#### Challenge
Pull out every line below that holds the word "this".

[Items from a figure collection]

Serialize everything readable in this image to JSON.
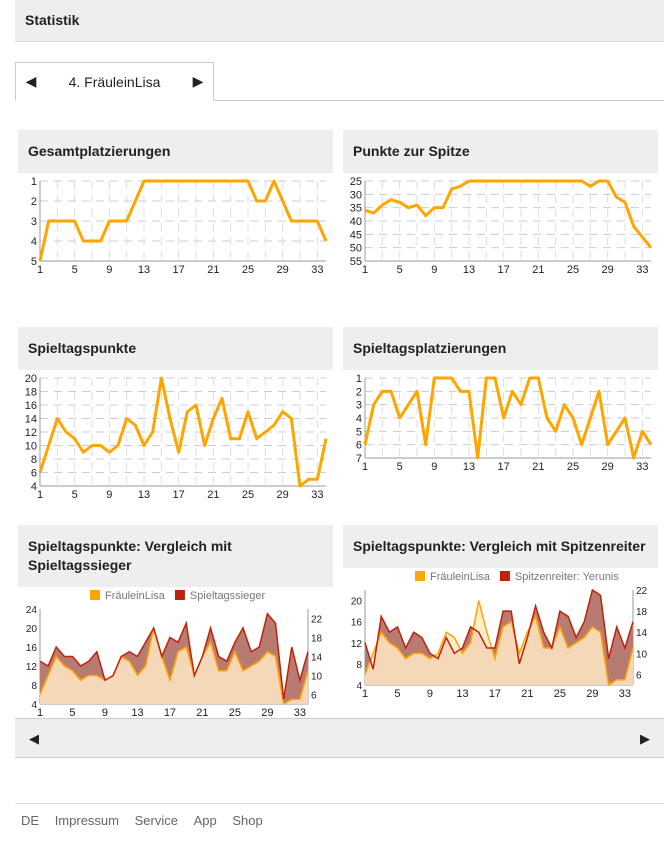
{
  "header": {
    "title": "Statistik"
  },
  "tab": {
    "label": "4. FräuleinLisa",
    "prev_icon": "triangle-left-icon",
    "next_icon": "triangle-right-icon"
  },
  "colors": {
    "primary": "#ffa500",
    "secondary": "#c0210a",
    "fill_primary": "#ffe9c4",
    "fill_secondary": "#b87b72"
  },
  "panels": [
    {
      "title": "Gesamtplatzierungen"
    },
    {
      "title": "Punkte zur Spitze"
    },
    {
      "title": "Spieltagspunkte"
    },
    {
      "title": "Spieltagsplatzierungen"
    },
    {
      "title": "Spieltagspunkte: Vergleich mit Spieltagssieger"
    },
    {
      "title": "Spieltagspunkte: Vergleich mit Spitzenreiter"
    }
  ],
  "chart_data": [
    {
      "type": "line",
      "inverted": true,
      "ylim": [
        1,
        5
      ],
      "yticks": [
        1,
        2,
        3,
        4,
        5
      ],
      "xticks": [
        1,
        5,
        9,
        13,
        17,
        21,
        25,
        29,
        33
      ],
      "grid": true,
      "x": [
        1,
        2,
        3,
        4,
        5,
        6,
        7,
        8,
        9,
        10,
        11,
        12,
        13,
        14,
        15,
        16,
        17,
        18,
        19,
        20,
        21,
        22,
        23,
        24,
        25,
        26,
        27,
        28,
        29,
        30,
        31,
        32,
        33,
        34
      ],
      "series": [
        {
          "values": [
            5,
            3,
            3,
            3,
            3,
            4,
            4,
            4,
            3,
            3,
            3,
            2,
            1,
            1,
            1,
            1,
            1,
            1,
            1,
            1,
            1,
            1,
            1,
            1,
            1,
            2,
            2,
            1,
            2,
            3,
            3,
            3,
            3,
            4
          ]
        }
      ]
    },
    {
      "type": "line",
      "inverted": true,
      "ylim": [
        25,
        55
      ],
      "yticks": [
        25,
        30,
        35,
        40,
        45,
        50,
        55
      ],
      "xticks": [
        1,
        5,
        9,
        13,
        17,
        21,
        25,
        29,
        33
      ],
      "grid": true,
      "x": [
        1,
        2,
        3,
        4,
        5,
        6,
        7,
        8,
        9,
        10,
        11,
        12,
        13,
        14,
        15,
        16,
        17,
        18,
        19,
        20,
        21,
        22,
        23,
        24,
        25,
        26,
        27,
        28,
        29,
        30,
        31,
        32,
        33,
        34
      ],
      "series": [
        {
          "values": [
            36,
            37,
            34,
            32,
            33,
            35,
            34,
            38,
            35,
            35,
            28,
            27,
            25,
            25,
            25,
            25,
            25,
            25,
            25,
            25,
            25,
            25,
            25,
            25,
            25,
            25,
            27,
            25,
            25,
            31,
            33,
            42,
            46,
            50
          ]
        }
      ]
    },
    {
      "type": "line",
      "inverted": false,
      "ylim": [
        4,
        20
      ],
      "yticks": [
        4,
        6,
        8,
        10,
        12,
        14,
        16,
        18,
        20
      ],
      "xticks": [
        1,
        5,
        9,
        13,
        17,
        21,
        25,
        29,
        33
      ],
      "grid": true,
      "x": [
        1,
        2,
        3,
        4,
        5,
        6,
        7,
        8,
        9,
        10,
        11,
        12,
        13,
        14,
        15,
        16,
        17,
        18,
        19,
        20,
        21,
        22,
        23,
        24,
        25,
        26,
        27,
        28,
        29,
        30,
        31,
        32,
        33,
        34
      ],
      "series": [
        {
          "values": [
            6,
            10,
            14,
            12,
            11,
            9,
            10,
            10,
            9,
            10,
            14,
            13,
            10,
            12,
            20,
            14,
            9,
            15,
            16,
            10,
            14,
            17,
            11,
            11,
            15,
            11,
            12,
            13,
            15,
            14,
            4,
            5,
            5,
            11
          ]
        }
      ]
    },
    {
      "type": "line",
      "inverted": true,
      "ylim": [
        1,
        7
      ],
      "yticks": [
        1,
        2,
        3,
        4,
        5,
        6,
        7
      ],
      "xticks": [
        1,
        5,
        9,
        13,
        17,
        21,
        25,
        29,
        33
      ],
      "grid": true,
      "x": [
        1,
        2,
        3,
        4,
        5,
        6,
        7,
        8,
        9,
        10,
        11,
        12,
        13,
        14,
        15,
        16,
        17,
        18,
        19,
        20,
        21,
        22,
        23,
        24,
        25,
        26,
        27,
        28,
        29,
        30,
        31,
        32,
        33,
        34
      ],
      "series": [
        {
          "values": [
            6,
            3,
            2,
            2,
            4,
            3,
            2,
            6,
            1,
            1,
            1,
            2,
            2,
            7,
            1,
            1,
            4,
            2,
            3,
            1,
            1,
            4,
            5,
            3,
            4,
            6,
            4,
            2,
            6,
            5,
            4,
            7,
            5,
            6
          ]
        }
      ]
    },
    {
      "type": "area",
      "inverted": false,
      "ylim": [
        4,
        24
      ],
      "yticks": [
        4,
        6,
        8,
        10,
        12,
        14,
        16,
        18,
        20,
        22,
        24
      ],
      "xticks": [
        1,
        5,
        9,
        13,
        17,
        21,
        25,
        29,
        33
      ],
      "grid": false,
      "legend": "top",
      "x": [
        1,
        2,
        3,
        4,
        5,
        6,
        7,
        8,
        9,
        10,
        11,
        12,
        13,
        14,
        15,
        16,
        17,
        18,
        19,
        20,
        21,
        22,
        23,
        24,
        25,
        26,
        27,
        28,
        29,
        30,
        31,
        32,
        33,
        34
      ],
      "series": [
        {
          "name": "FräuleinLisa",
          "values": [
            6,
            10,
            14,
            12,
            11,
            9,
            10,
            10,
            9,
            10,
            14,
            13,
            10,
            12,
            20,
            14,
            9,
            15,
            16,
            10,
            14,
            17,
            11,
            11,
            15,
            11,
            12,
            13,
            15,
            14,
            4,
            5,
            5,
            11
          ]
        },
        {
          "name": "Spieltagssieger",
          "values": [
            13,
            12,
            16,
            14,
            14,
            12,
            13,
            15,
            9,
            10,
            14,
            15,
            14,
            17,
            20,
            14,
            18,
            17,
            21,
            10,
            14,
            20,
            14,
            13,
            17,
            20,
            15,
            16,
            23,
            21,
            5,
            16,
            9,
            15
          ]
        }
      ]
    },
    {
      "type": "area",
      "inverted": false,
      "ylim": [
        4,
        22
      ],
      "yticks": [
        4,
        6,
        8,
        10,
        12,
        14,
        16,
        18,
        20,
        22
      ],
      "xticks": [
        1,
        5,
        9,
        13,
        17,
        21,
        25,
        29,
        33
      ],
      "grid": false,
      "legend": "top",
      "x": [
        1,
        2,
        3,
        4,
        5,
        6,
        7,
        8,
        9,
        10,
        11,
        12,
        13,
        14,
        15,
        16,
        17,
        18,
        19,
        20,
        21,
        22,
        23,
        24,
        25,
        26,
        27,
        28,
        29,
        30,
        31,
        32,
        33,
        34
      ],
      "series": [
        {
          "name": "FräuleinLisa",
          "values": [
            6,
            10,
            14,
            12,
            11,
            9,
            10,
            10,
            9,
            10,
            14,
            13,
            10,
            12,
            20,
            14,
            9,
            15,
            16,
            10,
            14,
            17,
            11,
            11,
            15,
            11,
            12,
            13,
            15,
            14,
            4,
            5,
            5,
            11
          ]
        },
        {
          "name": "Spitzenreiter: Yerunis",
          "values": [
            12,
            7,
            17,
            14,
            15,
            11,
            14,
            13,
            10,
            9,
            13,
            10,
            11,
            15,
            14,
            11,
            11,
            18,
            18,
            8,
            13,
            19,
            14,
            11,
            18,
            17,
            13,
            16,
            22,
            21,
            9,
            15,
            11,
            16
          ]
        }
      ]
    }
  ],
  "nav": {
    "prev_icon": "triangle-left-icon",
    "next_icon": "triangle-right-icon"
  },
  "footer": {
    "links": [
      "DE",
      "Impressum",
      "Service",
      "App",
      "Shop"
    ]
  }
}
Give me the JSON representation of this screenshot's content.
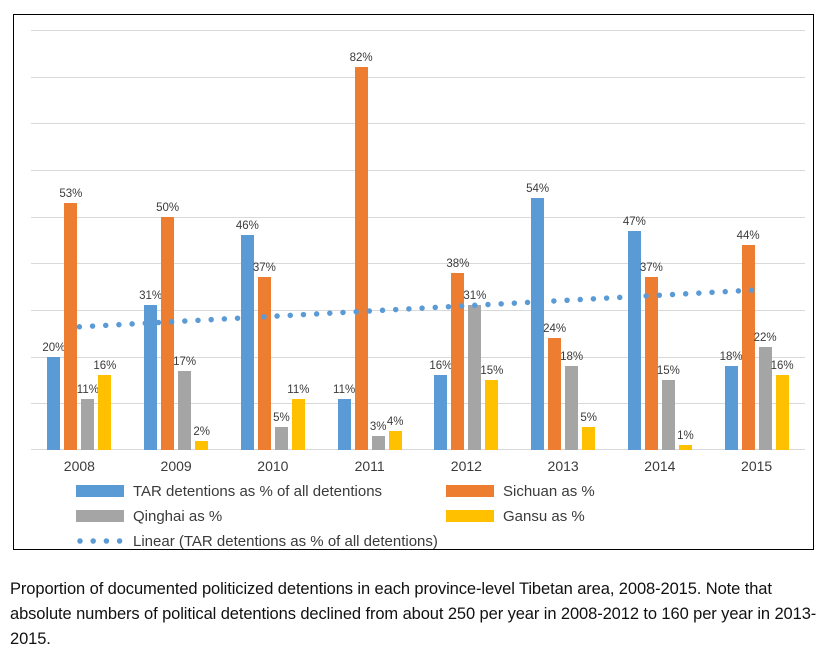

#### Reply to the exercise
Serialize everything readable in this image to JSON.
Give me the JSON representation of this screenshot's content.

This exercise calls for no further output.